> _Data excerpts_:

******************************

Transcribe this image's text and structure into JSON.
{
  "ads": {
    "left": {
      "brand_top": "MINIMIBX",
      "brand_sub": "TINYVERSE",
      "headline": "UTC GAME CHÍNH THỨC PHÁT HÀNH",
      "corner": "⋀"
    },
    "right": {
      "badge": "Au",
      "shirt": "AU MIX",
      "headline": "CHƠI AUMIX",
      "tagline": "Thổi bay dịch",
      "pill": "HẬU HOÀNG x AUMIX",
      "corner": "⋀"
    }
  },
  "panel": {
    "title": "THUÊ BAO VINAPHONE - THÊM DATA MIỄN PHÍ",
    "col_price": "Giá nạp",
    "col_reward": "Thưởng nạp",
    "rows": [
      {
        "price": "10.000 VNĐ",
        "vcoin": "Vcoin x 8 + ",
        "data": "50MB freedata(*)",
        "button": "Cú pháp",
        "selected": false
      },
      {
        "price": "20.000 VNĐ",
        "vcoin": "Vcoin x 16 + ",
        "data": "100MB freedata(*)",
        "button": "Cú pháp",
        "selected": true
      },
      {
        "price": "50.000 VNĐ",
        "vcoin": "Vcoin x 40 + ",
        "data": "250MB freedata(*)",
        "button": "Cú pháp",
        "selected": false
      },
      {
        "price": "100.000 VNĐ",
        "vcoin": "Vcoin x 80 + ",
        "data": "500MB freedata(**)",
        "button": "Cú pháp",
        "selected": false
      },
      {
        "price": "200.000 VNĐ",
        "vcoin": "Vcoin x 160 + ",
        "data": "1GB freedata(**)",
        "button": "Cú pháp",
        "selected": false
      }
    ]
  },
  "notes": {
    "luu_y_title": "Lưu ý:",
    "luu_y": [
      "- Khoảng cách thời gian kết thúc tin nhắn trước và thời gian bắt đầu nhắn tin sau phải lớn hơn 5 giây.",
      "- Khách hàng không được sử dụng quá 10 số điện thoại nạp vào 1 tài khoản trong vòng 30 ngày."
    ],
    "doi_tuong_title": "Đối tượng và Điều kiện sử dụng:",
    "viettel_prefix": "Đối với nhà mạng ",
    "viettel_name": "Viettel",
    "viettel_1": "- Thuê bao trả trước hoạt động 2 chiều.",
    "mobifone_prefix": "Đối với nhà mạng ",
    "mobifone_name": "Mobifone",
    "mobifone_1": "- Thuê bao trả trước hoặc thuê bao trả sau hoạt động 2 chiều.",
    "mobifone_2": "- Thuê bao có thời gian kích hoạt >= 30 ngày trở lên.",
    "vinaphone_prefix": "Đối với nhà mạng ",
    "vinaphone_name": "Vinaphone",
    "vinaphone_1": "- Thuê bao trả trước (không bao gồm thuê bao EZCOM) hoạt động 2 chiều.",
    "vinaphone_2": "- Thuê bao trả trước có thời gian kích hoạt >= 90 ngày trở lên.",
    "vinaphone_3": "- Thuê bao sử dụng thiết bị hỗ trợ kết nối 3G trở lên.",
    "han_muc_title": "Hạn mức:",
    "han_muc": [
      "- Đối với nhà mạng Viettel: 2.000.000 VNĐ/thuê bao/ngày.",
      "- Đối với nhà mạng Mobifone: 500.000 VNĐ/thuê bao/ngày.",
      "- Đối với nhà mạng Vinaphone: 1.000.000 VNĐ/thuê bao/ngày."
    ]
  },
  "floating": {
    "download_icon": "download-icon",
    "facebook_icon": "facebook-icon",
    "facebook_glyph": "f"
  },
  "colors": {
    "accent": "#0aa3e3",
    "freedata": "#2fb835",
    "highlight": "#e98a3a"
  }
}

******************************

> _What is required_: Check each line of the data above for the word "gian" and say how many lines have it. Give the number alone.

> _Task answer_: 3